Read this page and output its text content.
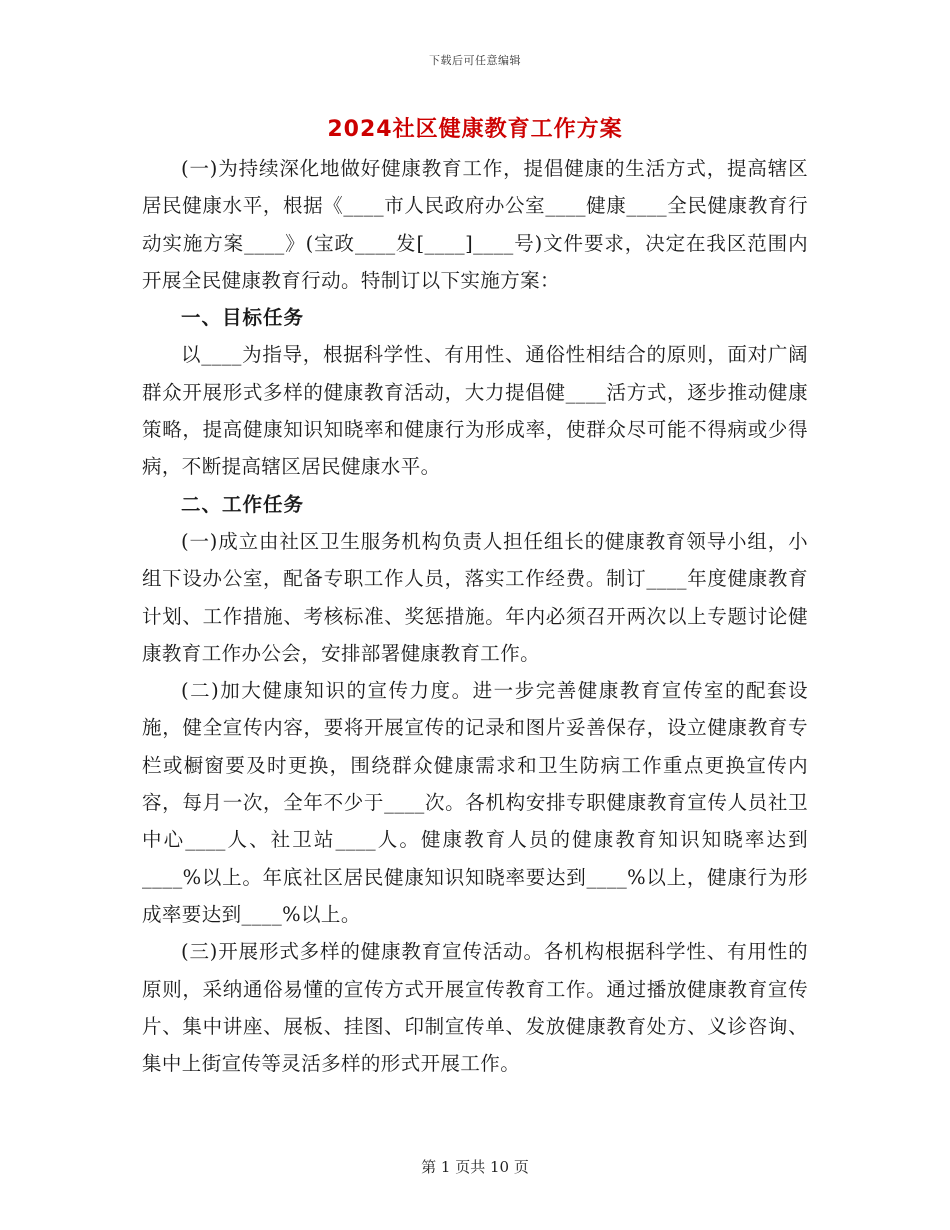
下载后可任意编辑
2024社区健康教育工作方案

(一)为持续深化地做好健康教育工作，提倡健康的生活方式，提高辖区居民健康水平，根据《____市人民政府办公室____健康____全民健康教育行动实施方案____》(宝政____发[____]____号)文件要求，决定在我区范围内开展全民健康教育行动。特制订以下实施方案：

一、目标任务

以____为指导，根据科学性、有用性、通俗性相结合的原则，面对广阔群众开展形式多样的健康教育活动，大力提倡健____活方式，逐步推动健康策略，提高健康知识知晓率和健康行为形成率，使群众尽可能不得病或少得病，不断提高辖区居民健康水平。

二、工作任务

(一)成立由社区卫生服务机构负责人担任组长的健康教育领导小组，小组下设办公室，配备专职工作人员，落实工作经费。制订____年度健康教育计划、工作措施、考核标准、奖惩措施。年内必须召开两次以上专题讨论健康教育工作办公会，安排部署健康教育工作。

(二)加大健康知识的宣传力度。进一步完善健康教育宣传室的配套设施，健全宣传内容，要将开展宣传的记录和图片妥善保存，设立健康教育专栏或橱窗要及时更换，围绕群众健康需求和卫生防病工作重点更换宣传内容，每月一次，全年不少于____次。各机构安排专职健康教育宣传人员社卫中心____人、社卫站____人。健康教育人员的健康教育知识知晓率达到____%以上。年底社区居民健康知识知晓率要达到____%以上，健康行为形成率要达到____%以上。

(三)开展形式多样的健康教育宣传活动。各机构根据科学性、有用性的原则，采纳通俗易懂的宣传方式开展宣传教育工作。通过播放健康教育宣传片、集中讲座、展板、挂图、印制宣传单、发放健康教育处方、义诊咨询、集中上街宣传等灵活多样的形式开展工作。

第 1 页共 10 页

**Exercise brief:**
Return each line of the data, keeping its wording exact and omitting pictures.

**Expected output:**
Read this page and output its text content.
下载后可任意编辑
2024社区健康教育工作方案

(一)为持续深化地做好健康教育工作，提倡健康的生活方式，提高辖区居民健康水平，根据《____市人民政府办公室____健康____全民健康教育行动实施方案____》(宝政____发[____]____号)文件要求，决定在我区范围内开展全民健康教育行动。特制订以下实施方案：

一、目标任务

以____为指导，根据科学性、有用性、通俗性相结合的原则，面对广阔群众开展形式多样的健康教育活动，大力提倡健____活方式，逐步推动健康策略，提高健康知识知晓率和健康行为形成率，使群众尽可能不得病或少得病，不断提高辖区居民健康水平。

二、工作任务

(一)成立由社区卫生服务机构负责人担任组长的健康教育领导小组，小组下设办公室，配备专职工作人员，落实工作经费。制订____年度健康教育计划、工作措施、考核标准、奖惩措施。年内必须召开两次以上专题讨论健康教育工作办公会，安排部署健康教育工作。

(二)加大健康知识的宣传力度。进一步完善健康教育宣传室的配套设施，健全宣传内容，要将开展宣传的记录和图片妥善保存，设立健康教育专栏或橱窗要及时更换，围绕群众健康需求和卫生防病工作重点更换宣传内容，每月一次，全年不少于____次。各机构安排专职健康教育宣传人员社卫中心____人、社卫站____人。健康教育人员的健康教育知识知晓率达到____%以上。年底社区居民健康知识知晓率要达到____%以上，健康行为形成率要达到____%以上。

(三)开展形式多样的健康教育宣传活动。各机构根据科学性、有用性的原则，采纳通俗易懂的宣传方式开展宣传教育工作。通过播放健康教育宣传片、集中讲座、展板、挂图、印制宣传单、发放健康教育处方、义诊咨询、集中上街宣传等灵活多样的形式开展工作。

第 1 页共 10 页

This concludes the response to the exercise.